* Directions for this task: Can the data below be set down again exactly, line for line?

[Collection entries]
···
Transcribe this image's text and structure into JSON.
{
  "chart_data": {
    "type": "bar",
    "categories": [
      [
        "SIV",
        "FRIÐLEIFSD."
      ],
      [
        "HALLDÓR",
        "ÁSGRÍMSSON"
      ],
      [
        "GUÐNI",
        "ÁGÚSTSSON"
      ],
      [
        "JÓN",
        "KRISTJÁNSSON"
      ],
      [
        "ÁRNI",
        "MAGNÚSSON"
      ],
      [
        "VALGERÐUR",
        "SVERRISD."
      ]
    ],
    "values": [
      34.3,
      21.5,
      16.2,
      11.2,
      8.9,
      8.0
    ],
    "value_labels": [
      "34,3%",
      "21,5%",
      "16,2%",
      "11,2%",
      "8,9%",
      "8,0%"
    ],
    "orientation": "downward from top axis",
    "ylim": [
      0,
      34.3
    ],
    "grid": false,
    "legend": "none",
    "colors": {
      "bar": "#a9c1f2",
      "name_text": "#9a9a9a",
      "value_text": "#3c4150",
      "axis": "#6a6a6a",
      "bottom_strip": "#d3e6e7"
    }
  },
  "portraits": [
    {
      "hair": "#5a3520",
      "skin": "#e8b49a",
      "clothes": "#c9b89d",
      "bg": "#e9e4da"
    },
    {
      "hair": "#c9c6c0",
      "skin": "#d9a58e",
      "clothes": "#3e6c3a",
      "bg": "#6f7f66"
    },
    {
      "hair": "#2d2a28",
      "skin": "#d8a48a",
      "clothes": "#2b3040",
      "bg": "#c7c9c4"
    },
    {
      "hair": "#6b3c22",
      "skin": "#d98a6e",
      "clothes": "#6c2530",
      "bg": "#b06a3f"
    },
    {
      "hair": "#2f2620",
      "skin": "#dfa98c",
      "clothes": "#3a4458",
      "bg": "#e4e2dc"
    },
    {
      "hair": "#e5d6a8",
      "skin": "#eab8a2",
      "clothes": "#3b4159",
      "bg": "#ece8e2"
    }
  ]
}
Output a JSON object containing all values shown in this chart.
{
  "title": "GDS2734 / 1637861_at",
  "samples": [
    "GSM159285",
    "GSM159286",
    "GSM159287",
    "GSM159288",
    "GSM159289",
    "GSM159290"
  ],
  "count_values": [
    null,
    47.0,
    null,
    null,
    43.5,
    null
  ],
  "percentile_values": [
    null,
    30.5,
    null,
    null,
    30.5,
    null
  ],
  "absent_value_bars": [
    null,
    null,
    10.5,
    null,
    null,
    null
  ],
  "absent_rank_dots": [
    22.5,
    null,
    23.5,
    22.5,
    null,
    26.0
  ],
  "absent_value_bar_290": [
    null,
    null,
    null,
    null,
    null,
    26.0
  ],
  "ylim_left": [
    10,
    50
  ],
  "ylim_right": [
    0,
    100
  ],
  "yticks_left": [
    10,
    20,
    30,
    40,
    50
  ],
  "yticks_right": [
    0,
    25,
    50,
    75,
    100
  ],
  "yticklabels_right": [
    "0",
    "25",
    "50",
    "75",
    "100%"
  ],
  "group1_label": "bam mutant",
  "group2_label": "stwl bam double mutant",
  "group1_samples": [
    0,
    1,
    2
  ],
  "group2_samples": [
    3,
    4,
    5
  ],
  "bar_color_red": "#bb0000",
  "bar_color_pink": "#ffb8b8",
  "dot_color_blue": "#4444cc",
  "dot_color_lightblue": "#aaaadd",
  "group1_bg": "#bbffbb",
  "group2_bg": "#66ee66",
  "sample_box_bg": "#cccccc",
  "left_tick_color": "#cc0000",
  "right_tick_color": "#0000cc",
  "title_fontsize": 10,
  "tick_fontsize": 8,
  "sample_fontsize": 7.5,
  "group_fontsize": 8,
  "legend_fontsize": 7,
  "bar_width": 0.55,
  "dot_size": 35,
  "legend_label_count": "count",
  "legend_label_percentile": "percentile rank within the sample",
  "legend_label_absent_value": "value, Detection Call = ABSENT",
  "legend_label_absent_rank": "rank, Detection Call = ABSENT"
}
···
* Exercise solution:
Transcribe this image's text and structure into JSON.
{
  "chart_data": {
    "type": "bar",
    "categories": [
      [
        "SIV",
        "FRIÐLEIFSD."
      ],
      [
        "HALLDÓR",
        "ÁSGRÍMSSON"
      ],
      [
        "GUÐNI",
        "ÁGÚSTSSON"
      ],
      [
        "JÓN",
        "KRISTJÁNSSON"
      ],
      [
        "ÁRNI",
        "MAGNÚSSON"
      ],
      [
        "VALGERÐUR",
        "SVERRISD."
      ]
    ],
    "values": [
      34.3,
      21.5,
      16.2,
      11.2,
      8.9,
      8.0
    ],
    "value_labels": [
      "34,3%",
      "21,5%",
      "16,2%",
      "11,2%",
      "8,9%",
      "8,0%"
    ],
    "orientation": "downward from top axis",
    "ylim": [
      0,
      34.3
    ],
    "grid": false,
    "legend": "none",
    "colors": {
      "bar": "#a9c1f2",
      "name_text": "#9a9a9a",
      "value_text": "#3c4150",
      "axis": "#6a6a6a",
      "bottom_strip": "#d3e6e7"
    }
  },
  "portraits": [
    {
      "hair": "#5a3520",
      "skin": "#e8b49a",
      "clothes": "#c9b89d",
      "bg": "#e9e4da"
    },
    {
      "hair": "#c9c6c0",
      "skin": "#d9a58e",
      "clothes": "#3e6c3a",
      "bg": "#6f7f66"
    },
    {
      "hair": "#2d2a28",
      "skin": "#d8a48a",
      "clothes": "#2b3040",
      "bg": "#c7c9c4"
    },
    {
      "hair": "#6b3c22",
      "skin": "#d98a6e",
      "clothes": "#6c2530",
      "bg": "#b06a3f"
    },
    {
      "hair": "#2f2620",
      "skin": "#dfa98c",
      "clothes": "#3a4458",
      "bg": "#e4e2dc"
    },
    {
      "hair": "#e5d6a8",
      "skin": "#eab8a2",
      "clothes": "#3b4159",
      "bg": "#ece8e2"
    }
  ]
}
Output a JSON object containing all values shown in this chart.
{
  "title": "GDS2734 / 1637861_at",
  "samples": [
    "GSM159285",
    "GSM159286",
    "GSM159287",
    "GSM159288",
    "GSM159289",
    "GSM159290"
  ],
  "count_values": [
    null,
    47.0,
    null,
    null,
    43.5,
    null
  ],
  "percentile_values": [
    null,
    30.5,
    null,
    null,
    30.5,
    null
  ],
  "absent_value_bars": [
    null,
    null,
    10.5,
    null,
    null,
    null
  ],
  "absent_rank_dots": [
    22.5,
    null,
    23.5,
    22.5,
    null,
    26.0
  ],
  "absent_value_bar_290": [
    null,
    null,
    null,
    null,
    null,
    26.0
  ],
  "ylim_left": [
    10,
    50
  ],
  "ylim_right": [
    0,
    100
  ],
  "yticks_left": [
    10,
    20,
    30,
    40,
    50
  ],
  "yticks_right": [
    0,
    25,
    50,
    75,
    100
  ],
  "yticklabels_right": [
    "0",
    "25",
    "50",
    "75",
    "100%"
  ],
  "group1_label": "bam mutant",
  "group2_label": "stwl bam double mutant",
  "group1_samples": [
    0,
    1,
    2
  ],
  "group2_samples": [
    3,
    4,
    5
  ],
  "bar_color_red": "#bb0000",
  "bar_color_pink": "#ffb8b8",
  "dot_color_blue": "#4444cc",
  "dot_color_lightblue": "#aaaadd",
  "group1_bg": "#bbffbb",
  "group2_bg": "#66ee66",
  "sample_box_bg": "#cccccc",
  "left_tick_color": "#cc0000",
  "right_tick_color": "#0000cc",
  "title_fontsize": 10,
  "tick_fontsize": 8,
  "sample_fontsize": 7.5,
  "group_fontsize": 8,
  "legend_fontsize": 7,
  "bar_width": 0.55,
  "dot_size": 35,
  "legend_label_count": "count",
  "legend_label_percentile": "percentile rank within the sample",
  "legend_label_absent_value": "value, Detection Call = ABSENT",
  "legend_label_absent_rank": "rank, Detection Call = ABSENT"
}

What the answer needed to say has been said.